BEGIN Source data

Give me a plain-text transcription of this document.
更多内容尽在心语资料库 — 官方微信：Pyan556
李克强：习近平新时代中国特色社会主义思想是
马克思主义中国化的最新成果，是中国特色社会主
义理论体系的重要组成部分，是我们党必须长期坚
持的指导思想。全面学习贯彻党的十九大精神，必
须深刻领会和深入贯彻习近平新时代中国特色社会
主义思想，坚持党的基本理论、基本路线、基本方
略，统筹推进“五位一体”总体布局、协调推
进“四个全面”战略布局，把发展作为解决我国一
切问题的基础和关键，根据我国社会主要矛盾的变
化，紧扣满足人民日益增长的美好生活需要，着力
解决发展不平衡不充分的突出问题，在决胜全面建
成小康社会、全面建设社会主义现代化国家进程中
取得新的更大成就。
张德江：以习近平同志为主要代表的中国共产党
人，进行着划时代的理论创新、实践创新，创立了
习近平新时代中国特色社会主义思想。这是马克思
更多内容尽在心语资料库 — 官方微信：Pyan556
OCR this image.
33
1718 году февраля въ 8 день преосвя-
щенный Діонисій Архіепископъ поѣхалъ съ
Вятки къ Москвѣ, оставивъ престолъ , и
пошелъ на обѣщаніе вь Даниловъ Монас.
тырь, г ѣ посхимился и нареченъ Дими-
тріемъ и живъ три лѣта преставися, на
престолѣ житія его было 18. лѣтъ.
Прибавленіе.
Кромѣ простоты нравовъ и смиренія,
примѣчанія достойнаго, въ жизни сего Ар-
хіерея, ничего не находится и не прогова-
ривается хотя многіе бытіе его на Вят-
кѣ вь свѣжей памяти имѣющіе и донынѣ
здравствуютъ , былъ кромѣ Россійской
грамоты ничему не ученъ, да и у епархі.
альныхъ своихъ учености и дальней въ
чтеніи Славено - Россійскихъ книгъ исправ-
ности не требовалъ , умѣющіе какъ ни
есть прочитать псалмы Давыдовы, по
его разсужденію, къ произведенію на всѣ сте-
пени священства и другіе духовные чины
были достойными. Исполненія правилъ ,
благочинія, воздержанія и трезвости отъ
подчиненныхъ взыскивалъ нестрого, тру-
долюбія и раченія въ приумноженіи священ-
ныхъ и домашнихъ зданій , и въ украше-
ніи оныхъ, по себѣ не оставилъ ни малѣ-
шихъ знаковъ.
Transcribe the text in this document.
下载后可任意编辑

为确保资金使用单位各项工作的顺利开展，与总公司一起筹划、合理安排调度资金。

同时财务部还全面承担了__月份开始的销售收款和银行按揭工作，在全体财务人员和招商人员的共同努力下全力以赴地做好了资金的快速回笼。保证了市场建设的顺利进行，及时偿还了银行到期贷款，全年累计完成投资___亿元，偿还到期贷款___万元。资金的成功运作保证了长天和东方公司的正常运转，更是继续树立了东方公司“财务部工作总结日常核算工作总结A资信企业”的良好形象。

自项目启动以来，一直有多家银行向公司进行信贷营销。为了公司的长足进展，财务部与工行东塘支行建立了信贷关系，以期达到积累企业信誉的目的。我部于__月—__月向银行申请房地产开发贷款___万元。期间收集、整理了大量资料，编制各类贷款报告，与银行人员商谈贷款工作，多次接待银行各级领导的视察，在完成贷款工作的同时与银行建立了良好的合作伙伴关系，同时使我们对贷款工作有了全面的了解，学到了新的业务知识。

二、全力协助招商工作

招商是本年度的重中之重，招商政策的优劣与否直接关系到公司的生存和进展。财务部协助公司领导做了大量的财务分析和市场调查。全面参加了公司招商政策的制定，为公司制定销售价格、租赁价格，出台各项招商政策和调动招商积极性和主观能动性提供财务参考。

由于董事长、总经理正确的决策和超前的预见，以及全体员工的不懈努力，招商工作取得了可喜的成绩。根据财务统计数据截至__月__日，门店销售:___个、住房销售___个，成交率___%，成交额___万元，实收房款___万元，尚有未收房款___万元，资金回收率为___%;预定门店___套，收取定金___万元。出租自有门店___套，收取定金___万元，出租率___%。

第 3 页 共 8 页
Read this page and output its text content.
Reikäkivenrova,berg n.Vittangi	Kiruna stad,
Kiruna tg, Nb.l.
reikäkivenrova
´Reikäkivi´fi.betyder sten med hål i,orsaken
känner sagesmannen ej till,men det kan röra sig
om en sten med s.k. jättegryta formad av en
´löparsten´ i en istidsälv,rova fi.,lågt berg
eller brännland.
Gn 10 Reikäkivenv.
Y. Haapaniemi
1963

END Source data

Repeat the records above exactly as they appear.

Give me a plain-text transcription of this document.
更多内容尽在心语资料库 — 官方微信：Pyan556
李克强：习近平新时代中国特色社会主义思想是
马克思主义中国化的最新成果，是中国特色社会主
义理论体系的重要组成部分，是我们党必须长期坚
持的指导思想。全面学习贯彻党的十九大精神，必
须深刻领会和深入贯彻习近平新时代中国特色社会
主义思想，坚持党的基本理论、基本路线、基本方
略，统筹推进“五位一体”总体布局、协调推
进“四个全面”战略布局，把发展作为解决我国一
切问题的基础和关键，根据我国社会主要矛盾的变
化，紧扣满足人民日益增长的美好生活需要，着力
解决发展不平衡不充分的突出问题，在决胜全面建
成小康社会、全面建设社会主义现代化国家进程中
取得新的更大成就。
张德江：以习近平同志为主要代表的中国共产党
人，进行着划时代的理论创新、实践创新，创立了
习近平新时代中国特色社会主义思想。这是马克思
更多内容尽在心语资料库 — 官方微信：Pyan556
OCR this image.
33
1718 году февраля въ 8 день преосвя-
щенный Діонисій Архіепископъ поѣхалъ съ
Вятки къ Москвѣ, оставивъ престолъ , и
пошелъ на обѣщаніе вь Даниловъ Монас.
тырь, г ѣ посхимился и нареченъ Дими-
тріемъ и живъ три лѣта преставися, на
престолѣ житія его было 18. лѣтъ.
Прибавленіе.
Кромѣ простоты нравовъ и смиренія,
примѣчанія достойнаго, въ жизни сего Ар-
хіерея, ничего не находится и не прогова-
ривается хотя многіе бытіе его на Вят-
кѣ вь свѣжей памяти имѣющіе и донынѣ
здравствуютъ , былъ кромѣ Россійской
грамоты ничему не ученъ, да и у епархі.
альныхъ своихъ учености и дальней въ
чтеніи Славено - Россійскихъ книгъ исправ-
ности не требовалъ , умѣющіе какъ ни
есть прочитать псалмы Давыдовы, по
его разсужденію, къ произведенію на всѣ сте-
пени священства и другіе духовные чины
были достойными. Исполненія правилъ ,
благочинія, воздержанія и трезвости отъ
подчиненныхъ взыскивалъ нестрого, тру-
долюбія и раченія въ приумноженіи священ-
ныхъ и домашнихъ зданій , и въ украше-
ніи оныхъ, по себѣ не оставилъ ни малѣ-
шихъ знаковъ.
Transcribe the text in this document.
下载后可任意编辑

为确保资金使用单位各项工作的顺利开展，与总公司一起筹划、合理安排调度资金。

同时财务部还全面承担了__月份开始的销售收款和银行按揭工作，在全体财务人员和招商人员的共同努力下全力以赴地做好了资金的快速回笼。保证了市场建设的顺利进行，及时偿还了银行到期贷款，全年累计完成投资___亿元，偿还到期贷款___万元。资金的成功运作保证了长天和东方公司的正常运转，更是继续树立了东方公司“财务部工作总结日常核算工作总结A资信企业”的良好形象。

自项目启动以来，一直有多家银行向公司进行信贷营销。为了公司的长足进展，财务部与工行东塘支行建立了信贷关系，以期达到积累企业信誉的目的。我部于__月—__月向银行申请房地产开发贷款___万元。期间收集、整理了大量资料，编制各类贷款报告，与银行人员商谈贷款工作，多次接待银行各级领导的视察，在完成贷款工作的同时与银行建立了良好的合作伙伴关系，同时使我们对贷款工作有了全面的了解，学到了新的业务知识。

二、全力协助招商工作

招商是本年度的重中之重，招商政策的优劣与否直接关系到公司的生存和进展。财务部协助公司领导做了大量的财务分析和市场调查。全面参加了公司招商政策的制定，为公司制定销售价格、租赁价格，出台各项招商政策和调动招商积极性和主观能动性提供财务参考。

由于董事长、总经理正确的决策和超前的预见，以及全体员工的不懈努力，招商工作取得了可喜的成绩。根据财务统计数据截至__月__日，门店销售:___个、住房销售___个，成交率___%，成交额___万元，实收房款___万元，尚有未收房款___万元，资金回收率为___%;预定门店___套，收取定金___万元。出租自有门店___套，收取定金___万元，出租率___%。

第 3 页 共 8 页
Read this page and output its text content.
Reikäkivenrova,berg n.Vittangi	Kiruna stad,
Kiruna tg, Nb.l.
reikäkivenrova
´Reikäkivi´fi.betyder sten med hål i,orsaken
känner sagesmannen ej till,men det kan röra sig
om en sten med s.k. jättegryta formad av en
´löparsten´ i en istidsälv,rova fi.,lågt berg
eller brännland.
Gn 10 Reikäkivenv.
Y. Haapaniemi
1963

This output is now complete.